DOCUMENT EXCERPT>
--
Wow, I got a lot more feedback than I expected!

I can see both sides of the argument, both on technical merits, and
more philosophical merits. When I first learned C++ I felt
setters/getters were a waste of my time and extra code. When I moved
to C# I still felt that, and with their 'Property" syntax I perhaps
felt it more. What changed my mind is when I started placing logic in
them to check for values and throw expections or (hopefully) correct
the data. That's probably reason one why I find it weird in Python

Reason two is, as the user of a class or API I *don't care* what is
going on inside. All I want visible is the data that I can change. The
'_' convention is nice.. I do see that. I guess my old OOP classes are
hard to forget about. I feel that the state of an object should be
"stable" and "valid" at all times, and if its going into an unstable
state - error then, not later. That's why I like being able to protect
parts of an instances state. If, as a provider of a calculation engine,
I let the user change the internal state of the engine, I have no
assurances that my product (the engine) is doing its job...

<shrugs>

I appreciate all the feed back and enjoyed reading the discussion. It
helps me understand why Python community has chosen the road they have.
- Thanks.

Jan 8 '07 #52

Bruno Desthuilliers

ti********@gmail.com a écrit :

Wow, I got a lot more feedback than I expected!

I can see both sides of the argument, both on technical merits, and
more philosophical merits. When I first learned C++ I felt
setters/getters were a waste of my time and extra code. When I moved
to C# I still felt that, and with their 'Property" syntax I perhaps
felt it more. What changed my mind is when I started placing logic in
them to check for values and throw expections or (hopefully) correct
the data. That's probably reason one why I find it weird in Python

Python does have properties too. The point is that you can as well start
with a plain attribute, then turn it into a computed one when (and if)
needed.

Reason two is, as the user of a class or API I *don't care* what is
going on inside.

Very true... until you have a legitimate reason to mess with
implementation because of a use case the author did not expect.
--
Copy the passage of the forum thread on getters and setters in Python that falls between "ti********@gmail.com a écrit" and "when (and if)", inclusive.
--
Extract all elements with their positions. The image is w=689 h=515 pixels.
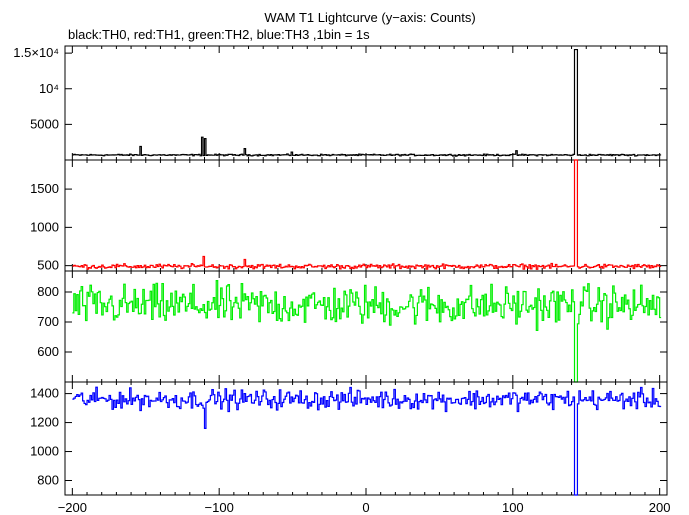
series-line-th1 xyxy=(72,159,662,270)
panel-th0: 5000 10⁴ 1.5×10⁴ xyxy=(13,45,668,161)
y-tick-label: 500 xyxy=(37,258,59,273)
panel-frame xyxy=(64,45,668,161)
y-tick-label: 10⁴ xyxy=(39,81,59,96)
x-tick-label: −200 xyxy=(58,500,87,515)
chart-subtitle: black:TH0, red:TH1, green:TH2, blue:TH3 … xyxy=(68,27,370,42)
y-tick-label: 1400 xyxy=(30,386,59,401)
y-tick-label: 1000 xyxy=(30,444,59,459)
series-line-th0 xyxy=(72,48,662,157)
y-tick-label: 1200 xyxy=(30,415,59,430)
y-tick-label: 600 xyxy=(37,344,59,359)
y-tick-label: 1500 xyxy=(30,181,59,196)
y-tick-label: 800 xyxy=(37,284,59,299)
series-line-th2 xyxy=(72,280,662,383)
y-tick-label: 800 xyxy=(37,473,59,488)
x-axis: −200 −100 0 100 200 xyxy=(58,500,671,515)
x-tick-label: −100 xyxy=(205,500,234,515)
y-tick-label: 5000 xyxy=(30,116,59,131)
y-tick-label: 1000 xyxy=(30,219,59,234)
x-tick-label: 200 xyxy=(649,500,671,515)
series-line-th3 xyxy=(72,386,662,496)
y-tick-label: 1.5×10⁴ xyxy=(13,45,59,60)
panel-th3: 800 1000 1200 1400 xyxy=(30,381,668,496)
panel-th2: 600 700 800 xyxy=(37,270,668,383)
y-tick-label: 700 xyxy=(37,314,59,329)
panels-group: 5000 10⁴ 1.5×10⁴ 500 1000 1500 600 700 800 800 100… xyxy=(13,45,668,496)
chart-title: WAM T1 Lightcurve (y−axis: Counts) xyxy=(264,10,475,25)
x-tick-label: 100 xyxy=(502,500,524,515)
panel-th1: 500 1000 1500 xyxy=(30,159,668,273)
x-tick-label: 0 xyxy=(362,500,369,515)
panel-frame xyxy=(64,159,668,272)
--
WRITTEN REPLY>
ti********@gmail.com a écrit :

Wow, I got a lot more feedback than I expected!

I can see both sides of the argument, both on technical merits, and
more philosophical merits. When I first learned C++ I felt
setters/getters were a waste of my time and extra code. When I moved
to C# I still felt that, and with their 'Property" syntax I perhaps
felt it more. What changed my mind is when I started placing logic in
them to check for values and throw expections or (hopefully) correct
the data. That's probably reason one why I find it weird in Python

Python does have properties too. The point is that you can as well start
with a plain attribute, then turn it into a computed one when (and if)